START Input for this task
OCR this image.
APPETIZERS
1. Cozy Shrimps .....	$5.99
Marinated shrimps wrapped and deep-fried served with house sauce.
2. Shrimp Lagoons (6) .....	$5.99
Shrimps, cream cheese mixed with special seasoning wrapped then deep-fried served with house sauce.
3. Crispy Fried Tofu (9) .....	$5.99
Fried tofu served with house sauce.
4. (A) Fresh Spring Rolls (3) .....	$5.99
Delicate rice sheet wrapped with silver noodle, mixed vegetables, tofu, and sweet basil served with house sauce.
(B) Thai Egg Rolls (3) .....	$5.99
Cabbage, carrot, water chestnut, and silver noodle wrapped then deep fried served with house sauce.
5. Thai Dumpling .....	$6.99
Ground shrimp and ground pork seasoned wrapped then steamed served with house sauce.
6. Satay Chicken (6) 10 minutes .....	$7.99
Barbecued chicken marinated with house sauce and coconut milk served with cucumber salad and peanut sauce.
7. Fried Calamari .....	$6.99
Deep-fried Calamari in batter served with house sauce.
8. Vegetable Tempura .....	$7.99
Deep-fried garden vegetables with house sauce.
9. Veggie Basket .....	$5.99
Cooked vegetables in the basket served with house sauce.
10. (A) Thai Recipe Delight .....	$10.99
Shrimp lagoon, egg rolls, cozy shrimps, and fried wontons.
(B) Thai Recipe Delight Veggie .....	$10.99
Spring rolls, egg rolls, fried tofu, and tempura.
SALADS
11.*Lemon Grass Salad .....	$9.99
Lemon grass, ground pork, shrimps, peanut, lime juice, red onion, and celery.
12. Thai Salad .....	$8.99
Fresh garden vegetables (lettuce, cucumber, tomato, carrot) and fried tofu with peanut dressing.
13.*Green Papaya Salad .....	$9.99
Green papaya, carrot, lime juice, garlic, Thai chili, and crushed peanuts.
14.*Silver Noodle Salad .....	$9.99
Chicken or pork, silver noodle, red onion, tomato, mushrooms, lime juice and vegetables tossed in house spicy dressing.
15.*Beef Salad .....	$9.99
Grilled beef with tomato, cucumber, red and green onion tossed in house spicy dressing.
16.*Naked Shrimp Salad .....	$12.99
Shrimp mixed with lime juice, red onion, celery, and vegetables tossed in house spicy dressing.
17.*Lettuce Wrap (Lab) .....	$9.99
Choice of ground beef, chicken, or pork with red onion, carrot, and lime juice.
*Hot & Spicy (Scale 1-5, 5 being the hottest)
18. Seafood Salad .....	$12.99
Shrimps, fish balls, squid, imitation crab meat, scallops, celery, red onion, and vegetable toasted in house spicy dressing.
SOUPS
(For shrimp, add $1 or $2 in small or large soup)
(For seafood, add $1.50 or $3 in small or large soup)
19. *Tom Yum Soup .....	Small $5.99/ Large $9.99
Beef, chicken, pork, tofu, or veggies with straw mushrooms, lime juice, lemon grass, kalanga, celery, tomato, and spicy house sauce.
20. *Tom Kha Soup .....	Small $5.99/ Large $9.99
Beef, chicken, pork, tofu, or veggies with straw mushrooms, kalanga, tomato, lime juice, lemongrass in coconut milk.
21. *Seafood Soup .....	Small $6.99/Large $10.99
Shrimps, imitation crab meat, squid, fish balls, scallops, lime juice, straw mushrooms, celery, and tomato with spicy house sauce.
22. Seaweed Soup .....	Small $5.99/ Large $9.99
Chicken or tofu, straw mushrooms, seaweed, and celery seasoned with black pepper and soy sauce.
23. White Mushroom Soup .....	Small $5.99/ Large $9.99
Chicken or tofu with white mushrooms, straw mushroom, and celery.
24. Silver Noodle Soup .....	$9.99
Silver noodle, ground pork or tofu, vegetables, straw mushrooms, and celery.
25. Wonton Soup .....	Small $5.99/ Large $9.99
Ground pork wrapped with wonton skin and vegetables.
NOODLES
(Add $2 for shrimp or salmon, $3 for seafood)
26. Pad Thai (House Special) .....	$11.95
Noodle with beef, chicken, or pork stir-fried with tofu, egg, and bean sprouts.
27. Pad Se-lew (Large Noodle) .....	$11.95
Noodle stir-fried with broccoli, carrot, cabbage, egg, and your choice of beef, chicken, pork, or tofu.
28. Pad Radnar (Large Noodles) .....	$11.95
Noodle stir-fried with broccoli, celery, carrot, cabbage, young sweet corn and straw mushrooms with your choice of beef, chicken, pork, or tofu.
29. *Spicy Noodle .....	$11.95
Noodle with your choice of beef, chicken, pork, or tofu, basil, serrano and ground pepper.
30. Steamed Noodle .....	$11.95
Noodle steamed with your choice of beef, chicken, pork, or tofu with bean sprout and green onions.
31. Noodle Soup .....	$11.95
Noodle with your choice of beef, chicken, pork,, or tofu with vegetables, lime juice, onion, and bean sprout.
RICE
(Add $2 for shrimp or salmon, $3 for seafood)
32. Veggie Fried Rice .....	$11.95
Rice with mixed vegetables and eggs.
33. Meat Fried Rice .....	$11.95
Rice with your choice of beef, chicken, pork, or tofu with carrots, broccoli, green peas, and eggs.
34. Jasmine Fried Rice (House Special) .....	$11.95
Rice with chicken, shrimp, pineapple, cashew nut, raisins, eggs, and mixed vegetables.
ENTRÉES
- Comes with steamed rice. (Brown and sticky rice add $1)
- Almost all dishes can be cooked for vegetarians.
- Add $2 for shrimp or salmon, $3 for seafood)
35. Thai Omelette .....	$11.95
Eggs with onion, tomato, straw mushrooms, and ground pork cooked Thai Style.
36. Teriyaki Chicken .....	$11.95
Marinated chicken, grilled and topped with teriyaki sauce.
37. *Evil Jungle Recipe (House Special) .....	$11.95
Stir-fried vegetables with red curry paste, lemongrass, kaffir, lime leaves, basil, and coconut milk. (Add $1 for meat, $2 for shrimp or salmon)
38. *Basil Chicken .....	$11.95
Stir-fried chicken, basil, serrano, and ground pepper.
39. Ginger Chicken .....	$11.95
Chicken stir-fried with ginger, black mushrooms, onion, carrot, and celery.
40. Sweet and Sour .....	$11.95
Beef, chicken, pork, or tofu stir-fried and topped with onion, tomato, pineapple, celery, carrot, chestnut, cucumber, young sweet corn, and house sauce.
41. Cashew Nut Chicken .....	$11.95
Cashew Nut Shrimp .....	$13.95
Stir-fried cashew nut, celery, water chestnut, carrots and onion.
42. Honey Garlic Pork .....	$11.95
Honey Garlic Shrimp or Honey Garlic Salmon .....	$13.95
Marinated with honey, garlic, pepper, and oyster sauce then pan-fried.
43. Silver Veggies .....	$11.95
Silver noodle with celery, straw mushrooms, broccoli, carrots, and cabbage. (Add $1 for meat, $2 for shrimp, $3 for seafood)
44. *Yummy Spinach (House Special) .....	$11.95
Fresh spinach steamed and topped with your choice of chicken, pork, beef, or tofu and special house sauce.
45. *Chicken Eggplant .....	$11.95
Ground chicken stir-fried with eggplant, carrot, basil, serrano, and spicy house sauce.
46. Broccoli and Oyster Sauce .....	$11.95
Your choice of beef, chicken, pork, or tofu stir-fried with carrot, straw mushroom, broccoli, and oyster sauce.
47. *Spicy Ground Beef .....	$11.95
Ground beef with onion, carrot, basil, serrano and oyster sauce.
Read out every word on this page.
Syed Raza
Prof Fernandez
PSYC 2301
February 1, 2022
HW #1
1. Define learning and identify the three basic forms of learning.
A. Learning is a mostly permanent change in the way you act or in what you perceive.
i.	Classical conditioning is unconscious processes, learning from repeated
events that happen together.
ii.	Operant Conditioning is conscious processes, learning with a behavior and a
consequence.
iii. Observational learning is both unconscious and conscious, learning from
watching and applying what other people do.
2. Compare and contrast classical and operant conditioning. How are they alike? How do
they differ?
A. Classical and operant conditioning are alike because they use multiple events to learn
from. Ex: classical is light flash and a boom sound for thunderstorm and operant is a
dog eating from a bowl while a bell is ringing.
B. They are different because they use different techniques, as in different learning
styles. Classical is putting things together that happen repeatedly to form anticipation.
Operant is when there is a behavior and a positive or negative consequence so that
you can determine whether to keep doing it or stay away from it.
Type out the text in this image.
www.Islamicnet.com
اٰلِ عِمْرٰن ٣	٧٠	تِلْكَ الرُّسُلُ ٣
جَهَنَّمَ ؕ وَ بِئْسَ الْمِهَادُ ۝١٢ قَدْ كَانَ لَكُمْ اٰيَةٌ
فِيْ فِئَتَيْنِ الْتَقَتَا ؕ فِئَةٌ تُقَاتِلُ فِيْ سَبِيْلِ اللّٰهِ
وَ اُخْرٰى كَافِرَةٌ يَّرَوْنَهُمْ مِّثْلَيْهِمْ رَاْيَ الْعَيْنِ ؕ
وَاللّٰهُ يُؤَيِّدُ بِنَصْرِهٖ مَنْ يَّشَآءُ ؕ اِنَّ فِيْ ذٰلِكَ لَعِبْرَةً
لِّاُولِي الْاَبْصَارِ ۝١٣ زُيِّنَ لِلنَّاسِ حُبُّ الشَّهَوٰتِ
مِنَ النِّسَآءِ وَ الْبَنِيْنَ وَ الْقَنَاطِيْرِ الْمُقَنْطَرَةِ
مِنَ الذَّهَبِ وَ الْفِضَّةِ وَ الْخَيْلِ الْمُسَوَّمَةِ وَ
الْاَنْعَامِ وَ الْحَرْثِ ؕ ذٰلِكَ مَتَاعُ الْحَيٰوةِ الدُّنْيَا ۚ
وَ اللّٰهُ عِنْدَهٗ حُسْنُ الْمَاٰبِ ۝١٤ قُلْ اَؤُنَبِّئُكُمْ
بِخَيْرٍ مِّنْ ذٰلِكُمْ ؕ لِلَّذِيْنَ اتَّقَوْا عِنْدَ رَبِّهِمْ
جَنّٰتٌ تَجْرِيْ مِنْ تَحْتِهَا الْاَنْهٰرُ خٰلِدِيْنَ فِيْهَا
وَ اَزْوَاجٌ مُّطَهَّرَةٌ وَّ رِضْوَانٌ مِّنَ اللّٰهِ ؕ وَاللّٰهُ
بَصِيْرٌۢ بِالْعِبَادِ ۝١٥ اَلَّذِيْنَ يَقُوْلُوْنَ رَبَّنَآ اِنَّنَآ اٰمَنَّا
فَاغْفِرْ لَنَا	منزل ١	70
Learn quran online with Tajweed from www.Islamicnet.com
END Input for this task
Find the line with "Read out every word on this page." in the listing above, then write out that line and each remaining line exactly, with no other text.

- Solution for this exercise:
Read out every word on this page.
Syed Raza
Prof Fernandez
PSYC 2301
February 1, 2022
HW #1
1. Define learning and identify the three basic forms of learning.
A. Learning is a mostly permanent change in the way you act or in what you perceive.
i.	Classical conditioning is unconscious processes, learning from repeated
events that happen together.
ii.	Operant Conditioning is conscious processes, learning with a behavior and a
consequence.
iii. Observational learning is both unconscious and conscious, learning from
watching and applying what other people do.
2. Compare and contrast classical and operant conditioning. How are they alike? How do
they differ?
A. Classical and operant conditioning are alike because they use multiple events to learn
from. Ex: classical is light flash and a boom sound for thunderstorm and operant is a
dog eating from a bowl while a bell is ringing.
B. They are different because they use different techniques, as in different learning
styles. Classical is putting things together that happen repeatedly to form anticipation.
Operant is when there is a behavior and a positive or negative consequence so that
you can determine whether to keep doing it or stay away from it.
Type out the text in this image.
www.Islamicnet.com
اٰلِ عِمْرٰن ٣	٧٠	تِلْكَ الرُّسُلُ ٣
جَهَنَّمَ ؕ وَ بِئْسَ الْمِهَادُ ۝١٢ قَدْ كَانَ لَكُمْ اٰيَةٌ
فِيْ فِئَتَيْنِ الْتَقَتَا ؕ فِئَةٌ تُقَاتِلُ فِيْ سَبِيْلِ اللّٰهِ
وَ اُخْرٰى كَافِرَةٌ يَّرَوْنَهُمْ مِّثْلَيْهِمْ رَاْيَ الْعَيْنِ ؕ
وَاللّٰهُ يُؤَيِّدُ بِنَصْرِهٖ مَنْ يَّشَآءُ ؕ اِنَّ فِيْ ذٰلِكَ لَعِبْرَةً
لِّاُولِي الْاَبْصَارِ ۝١٣ زُيِّنَ لِلنَّاسِ حُبُّ الشَّهَوٰتِ
مِنَ النِّسَآءِ وَ الْبَنِيْنَ وَ الْقَنَاطِيْرِ الْمُقَنْطَرَةِ
مِنَ الذَّهَبِ وَ الْفِضَّةِ وَ الْخَيْلِ الْمُسَوَّمَةِ وَ
الْاَنْعَامِ وَ الْحَرْثِ ؕ ذٰلِكَ مَتَاعُ الْحَيٰوةِ الدُّنْيَا ۚ
وَ اللّٰهُ عِنْدَهٗ حُسْنُ الْمَاٰبِ ۝١٤ قُلْ اَؤُنَبِّئُكُمْ
بِخَيْرٍ مِّنْ ذٰلِكُمْ ؕ لِلَّذِيْنَ اتَّقَوْا عِنْدَ رَبِّهِمْ
جَنّٰتٌ تَجْرِيْ مِنْ تَحْتِهَا الْاَنْهٰرُ خٰلِدِيْنَ فِيْهَا
وَ اَزْوَاجٌ مُّطَهَّرَةٌ وَّ رِضْوَانٌ مِّنَ اللّٰهِ ؕ وَاللّٰهُ
بَصِيْرٌۢ بِالْعِبَادِ ۝١٥ اَلَّذِيْنَ يَقُوْلُوْنَ رَبَّنَآ اِنَّنَآ اٰمَنَّا
فَاغْفِرْ لَنَا	منزل ١	70
Learn quran online with Tajweed from www.Islamicnet.com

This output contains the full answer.